* Stated goal: Render each line from the start of the records through the line that contains "legend-series-40-marker (283, 159, 313, 189)" as a JSON list of strings, one string per line, leaving out blank lines. Include that final line.
╔══
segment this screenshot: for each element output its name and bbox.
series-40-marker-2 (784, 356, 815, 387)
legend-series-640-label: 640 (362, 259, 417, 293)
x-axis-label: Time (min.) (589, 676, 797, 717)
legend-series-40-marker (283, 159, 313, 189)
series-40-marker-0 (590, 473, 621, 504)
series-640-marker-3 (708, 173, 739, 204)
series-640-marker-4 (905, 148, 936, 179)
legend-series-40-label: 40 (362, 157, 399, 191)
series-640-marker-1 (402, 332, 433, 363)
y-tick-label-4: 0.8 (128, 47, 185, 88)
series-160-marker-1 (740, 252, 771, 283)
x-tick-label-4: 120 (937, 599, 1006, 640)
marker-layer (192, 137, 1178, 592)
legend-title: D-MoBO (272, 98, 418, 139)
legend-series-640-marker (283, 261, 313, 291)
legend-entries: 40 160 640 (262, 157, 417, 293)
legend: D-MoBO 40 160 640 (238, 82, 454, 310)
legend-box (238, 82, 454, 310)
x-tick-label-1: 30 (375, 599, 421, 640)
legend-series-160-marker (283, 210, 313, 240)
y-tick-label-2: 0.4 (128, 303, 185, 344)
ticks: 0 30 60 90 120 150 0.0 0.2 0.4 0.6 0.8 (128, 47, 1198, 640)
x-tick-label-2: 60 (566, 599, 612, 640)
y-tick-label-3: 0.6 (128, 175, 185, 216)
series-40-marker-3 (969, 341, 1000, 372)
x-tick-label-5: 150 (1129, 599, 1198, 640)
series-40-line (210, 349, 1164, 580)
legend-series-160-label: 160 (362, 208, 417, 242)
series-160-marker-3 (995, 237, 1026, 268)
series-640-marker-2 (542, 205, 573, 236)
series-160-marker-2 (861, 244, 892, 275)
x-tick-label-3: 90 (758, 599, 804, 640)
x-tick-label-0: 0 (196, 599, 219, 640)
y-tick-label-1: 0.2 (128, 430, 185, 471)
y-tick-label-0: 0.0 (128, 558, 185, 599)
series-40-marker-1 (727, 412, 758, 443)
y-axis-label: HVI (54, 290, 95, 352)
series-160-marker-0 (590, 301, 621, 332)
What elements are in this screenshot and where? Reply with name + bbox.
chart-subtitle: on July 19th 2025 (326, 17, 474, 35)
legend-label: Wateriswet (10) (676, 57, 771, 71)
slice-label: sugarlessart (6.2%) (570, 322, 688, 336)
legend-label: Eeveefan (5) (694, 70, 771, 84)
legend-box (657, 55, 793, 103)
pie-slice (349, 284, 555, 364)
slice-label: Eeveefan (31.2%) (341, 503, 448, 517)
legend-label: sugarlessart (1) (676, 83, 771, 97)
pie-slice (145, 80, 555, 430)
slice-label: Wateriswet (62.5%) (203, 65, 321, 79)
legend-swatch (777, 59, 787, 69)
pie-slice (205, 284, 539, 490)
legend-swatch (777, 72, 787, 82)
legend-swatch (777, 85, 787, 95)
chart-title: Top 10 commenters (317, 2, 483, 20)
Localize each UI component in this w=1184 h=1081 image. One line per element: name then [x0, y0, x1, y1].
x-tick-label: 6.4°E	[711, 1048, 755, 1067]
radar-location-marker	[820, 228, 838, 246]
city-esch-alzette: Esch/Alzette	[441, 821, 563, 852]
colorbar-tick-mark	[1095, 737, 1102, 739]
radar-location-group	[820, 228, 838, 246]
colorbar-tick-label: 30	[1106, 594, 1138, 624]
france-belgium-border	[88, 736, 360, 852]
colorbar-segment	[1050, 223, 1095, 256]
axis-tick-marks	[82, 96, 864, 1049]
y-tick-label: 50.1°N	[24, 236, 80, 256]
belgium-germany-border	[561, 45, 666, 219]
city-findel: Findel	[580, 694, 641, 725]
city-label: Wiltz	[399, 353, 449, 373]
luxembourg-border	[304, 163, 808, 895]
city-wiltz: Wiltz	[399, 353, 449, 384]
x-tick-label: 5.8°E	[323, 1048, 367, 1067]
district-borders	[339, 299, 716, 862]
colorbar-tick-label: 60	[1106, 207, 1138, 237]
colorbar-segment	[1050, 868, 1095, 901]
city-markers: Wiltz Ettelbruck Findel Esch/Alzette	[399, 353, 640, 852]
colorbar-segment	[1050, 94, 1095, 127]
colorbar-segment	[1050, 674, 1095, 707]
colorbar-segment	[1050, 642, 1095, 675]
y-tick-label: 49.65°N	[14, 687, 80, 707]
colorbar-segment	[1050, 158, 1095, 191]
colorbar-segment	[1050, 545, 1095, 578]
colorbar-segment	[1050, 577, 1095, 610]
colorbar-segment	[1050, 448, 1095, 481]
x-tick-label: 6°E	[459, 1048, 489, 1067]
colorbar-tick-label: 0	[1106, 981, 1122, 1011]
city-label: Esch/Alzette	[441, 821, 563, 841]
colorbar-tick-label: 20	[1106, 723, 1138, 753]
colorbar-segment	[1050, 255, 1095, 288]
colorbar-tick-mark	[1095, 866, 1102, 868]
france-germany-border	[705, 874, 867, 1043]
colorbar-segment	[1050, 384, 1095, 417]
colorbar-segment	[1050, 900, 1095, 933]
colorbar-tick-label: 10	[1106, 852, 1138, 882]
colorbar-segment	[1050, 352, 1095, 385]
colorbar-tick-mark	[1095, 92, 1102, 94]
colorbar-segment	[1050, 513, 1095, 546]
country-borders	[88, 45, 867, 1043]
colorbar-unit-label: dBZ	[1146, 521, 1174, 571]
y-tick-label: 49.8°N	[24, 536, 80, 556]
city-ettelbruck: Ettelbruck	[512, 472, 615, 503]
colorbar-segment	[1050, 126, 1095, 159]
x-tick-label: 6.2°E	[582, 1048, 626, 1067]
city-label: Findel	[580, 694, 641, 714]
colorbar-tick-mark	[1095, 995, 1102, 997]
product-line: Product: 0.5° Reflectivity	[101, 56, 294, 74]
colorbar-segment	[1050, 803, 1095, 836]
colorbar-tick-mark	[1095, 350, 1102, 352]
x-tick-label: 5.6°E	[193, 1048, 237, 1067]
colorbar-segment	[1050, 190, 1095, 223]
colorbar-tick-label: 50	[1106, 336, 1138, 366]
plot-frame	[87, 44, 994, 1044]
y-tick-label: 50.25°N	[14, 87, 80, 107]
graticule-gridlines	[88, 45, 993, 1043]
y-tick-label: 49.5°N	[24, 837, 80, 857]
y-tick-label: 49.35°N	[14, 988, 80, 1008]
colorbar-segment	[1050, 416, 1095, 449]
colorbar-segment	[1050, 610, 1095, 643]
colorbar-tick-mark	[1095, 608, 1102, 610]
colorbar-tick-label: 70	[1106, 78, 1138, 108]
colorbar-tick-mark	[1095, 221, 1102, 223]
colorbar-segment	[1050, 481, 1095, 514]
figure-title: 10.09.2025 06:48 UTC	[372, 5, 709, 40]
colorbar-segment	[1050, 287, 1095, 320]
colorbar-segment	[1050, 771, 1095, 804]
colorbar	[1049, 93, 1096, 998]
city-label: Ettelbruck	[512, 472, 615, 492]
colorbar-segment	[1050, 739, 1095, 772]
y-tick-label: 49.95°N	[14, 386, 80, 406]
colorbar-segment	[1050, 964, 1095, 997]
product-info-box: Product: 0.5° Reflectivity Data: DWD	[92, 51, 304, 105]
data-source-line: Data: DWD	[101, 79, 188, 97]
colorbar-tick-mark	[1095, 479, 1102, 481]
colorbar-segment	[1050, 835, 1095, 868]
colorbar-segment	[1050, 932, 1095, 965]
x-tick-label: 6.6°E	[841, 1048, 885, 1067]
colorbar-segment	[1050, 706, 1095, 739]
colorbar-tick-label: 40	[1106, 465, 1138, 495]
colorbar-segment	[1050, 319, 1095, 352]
╚══
* Output of the task:
[
  "segment this screenshot: for each element output its name and bbox.",
  "series-40-marker-2 (784, 356, 815, 387)",
  "legend-series-640-label: 640 (362, 259, 417, 293)",
  "x-axis-label: Time (min.) (589, 676, 797, 717)",
  "legend-series-40-marker (283, 159, 313, 189)"
]